● Do this
All material below is to be reproduced exactly.

● Extracted material
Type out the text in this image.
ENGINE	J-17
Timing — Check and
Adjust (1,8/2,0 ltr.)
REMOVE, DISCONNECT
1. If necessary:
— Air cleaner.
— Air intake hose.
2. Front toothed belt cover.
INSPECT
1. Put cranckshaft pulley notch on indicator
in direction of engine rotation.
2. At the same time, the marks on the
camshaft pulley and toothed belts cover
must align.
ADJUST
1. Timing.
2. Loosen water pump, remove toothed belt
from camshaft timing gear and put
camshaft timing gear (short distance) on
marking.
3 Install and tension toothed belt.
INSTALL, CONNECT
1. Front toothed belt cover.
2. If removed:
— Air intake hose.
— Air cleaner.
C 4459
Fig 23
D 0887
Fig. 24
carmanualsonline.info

● Exercise answer
Type out the text in this image.
ENGINE	J-17
Timing — Check and
Adjust (1,8/2,0 ltr.)
REMOVE, DISCONNECT
1. If necessary:
— Air cleaner.
— Air intake hose.
2. Front toothed belt cover.
INSPECT
1. Put cranckshaft pulley notch on indicator
in direction of engine rotation.
2. At the same time, the marks on the
camshaft pulley and toothed belts cover
must align.
ADJUST
1. Timing.
2. Loosen water pump, remove toothed belt
from camshaft timing gear and put
camshaft timing gear (short distance) on
marking.
3 Install and tension toothed belt.
INSTALL, CONNECT
1. Front toothed belt cover.
2. If removed:
— Air intake hose.
— Air cleaner.
C 4459
Fig 23
D 0887
Fig. 24
carmanualsonline.info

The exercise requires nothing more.